Element placement data
□ □ □ □ □

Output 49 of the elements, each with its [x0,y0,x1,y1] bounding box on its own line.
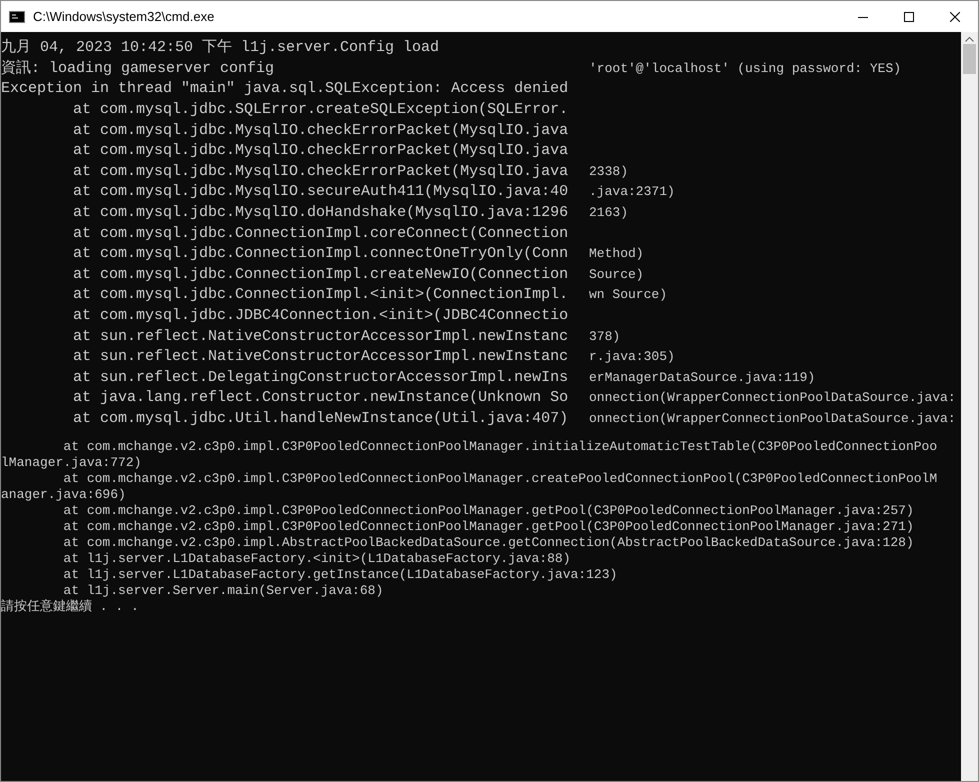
console-line: at com.mysql.jdbc.ConnectionImpl.<init>(ConnectionImpl. [72,285,570,306]
console-line: at sun.reflect.NativeConstructorAccessorImpl.newInstanc [72,326,570,347]
console-line-fragment: erManagerDataSource.java:119) [589,370,816,386]
console-line: at l1j.server.L1DatabaseFactory.<init>(L1DatabaseFactory.java:88) [62,551,572,568]
console-line: at com.mysql.jdbc.SQLError.createSQLException(SQLError. [72,100,570,120]
scrollbar[interactable] [961,32,978,781]
console-line: lManager.java:772) [1,455,142,472]
console-line: at l1j.server.L1DatabaseFactory.getInstance(L1DatabaseFactory.java:123) [62,567,618,584]
console-line-fragment: r.java:305) [589,349,675,366]
console-line-fragment: wn Source) [589,287,668,304]
console-line: at com.mysql.jdbc.JDBC4Connection.<init>(JDBC4Connectio [72,306,570,326]
console-line: at com.mysql.jdbc.MysqlIO.secureAuth411(MysqlIO.java:40 [72,182,570,202]
console-line-fragment: onnection(WrapperConnectionPoolDataSource.java: [589,390,956,406]
console-line-fragment: 2163) [589,205,628,222]
console-line: at com.mysql.jdbc.MysqlIO.checkErrorPacket(MysqlIO.java [72,141,570,162]
console-line-fragment: 378) [589,328,620,345]
console-line-fragment: .java:2371) [589,184,675,200]
console-line: at com.mysql.jdbc.MysqlIO.doHandshake(MysqlIO.java:1296 [72,203,570,224]
console-line-fragment: Method) [589,246,644,262]
console-line: 資訊: loading gameserver config [1,58,276,79]
console-line: at com.mchange.v2.c3p0.impl.C3P0PooledConnectionPoolManager.initializeAutomaticTestTable(C3P0PooledConnectionPoo [62,439,938,456]
console-icon [9,10,25,22]
console-line: 九月 04, 2023 10:42:50 下午 l1j.server.Config load [1,38,440,58]
window-title: C:\Windows\system32\cmd.exe [33,8,214,26]
console-line-fragment: 2338) [589,164,628,180]
console-line: at com.mysql.jdbc.ConnectionImpl.createNewIO(Connection [72,264,570,285]
console-line: anager.java:696) [1,487,127,504]
console-line: at com.mchange.v2.c3p0.impl.C3P0PooledConnectionPoolManager.getPool(C3P0PooledConnectionPoolManager.java:271) [62,519,915,536]
console-line: at java.lang.reflect.Constructor.newInstance(Unknown So [72,388,570,408]
maximize-icon[interactable] [904,12,914,22]
console-line: at sun.reflect.NativeConstructorAccessorImpl.newInstanc [72,347,570,368]
console-line-fragment: Source) [589,266,644,283]
console-line: at l1j.server.Server.main(Server.java:68) [62,583,384,599]
console-line: at com.mchange.v2.c3p0.impl.C3P0PooledConnectionPoolManager.getPool(C3P0PooledConnectionPoolManager.java:257) [62,503,915,520]
close-icon[interactable] [950,12,960,22]
console-line: at com.mysql.jdbc.Util.handleNewInstance(Util.java:407) [72,408,570,429]
console-line: at com.mchange.v2.c3p0.impl.AbstractPoolBackedDataSource.getConnection(AbstractPoolBackedDataSource.java:128) [62,535,915,552]
console-line-fragment: onnection(WrapperConnectionPoolDataSource.java: [589,410,956,427]
console-line: at com.mysql.jdbc.MysqlIO.checkErrorPacket(MysqlIO.java [72,120,570,141]
console-line: at com.mysql.jdbc.ConnectionImpl.connectOneTryOnly(Conn [72,244,570,264]
console-line-fragment: 'root'@'localhost' (using password: YES) [589,60,902,77]
console-line: at com.mysql.jdbc.MysqlIO.checkErrorPacket(MysqlIO.java [72,162,570,182]
console-line: 請按任意鍵繼續 . . . [1,599,140,616]
console-line: Exception in thread "main" java.sql.SQLException: Access denied [1,79,570,100]
console-line: at sun.reflect.DelegatingConstructorAccessorImpl.newIns [72,368,570,388]
console-line: at com.mysql.jdbc.ConnectionImpl.coreConnect(Connection [72,224,570,244]
scrollbar-thumb[interactable] [963,44,976,74]
console-line: at com.mchange.v2.c3p0.impl.C3P0PooledConnectionPoolManager.createPooledConnectionPool(C3P0PooledConnectionPoolM [62,471,938,488]
scroll-up-icon[interactable] [965,36,974,42]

□ □ □ □ □

INSTRUCTION
Report every line of the items above that contains the string "reflect". Matches must agree in case.

RESULT
console-line: at sun.reflect.NativeConstructorAccessorImpl.newInstanc [72,326,570,347]
console-line: at java.lang.reflect.Constructor.newInstance(Unknown So [72,388,570,408]
console-line: at sun.reflect.NativeConstructorAccessorImpl.newInstanc [72,347,570,368]
console-line: at sun.reflect.DelegatingConstructorAccessorImpl.newIns [72,368,570,388]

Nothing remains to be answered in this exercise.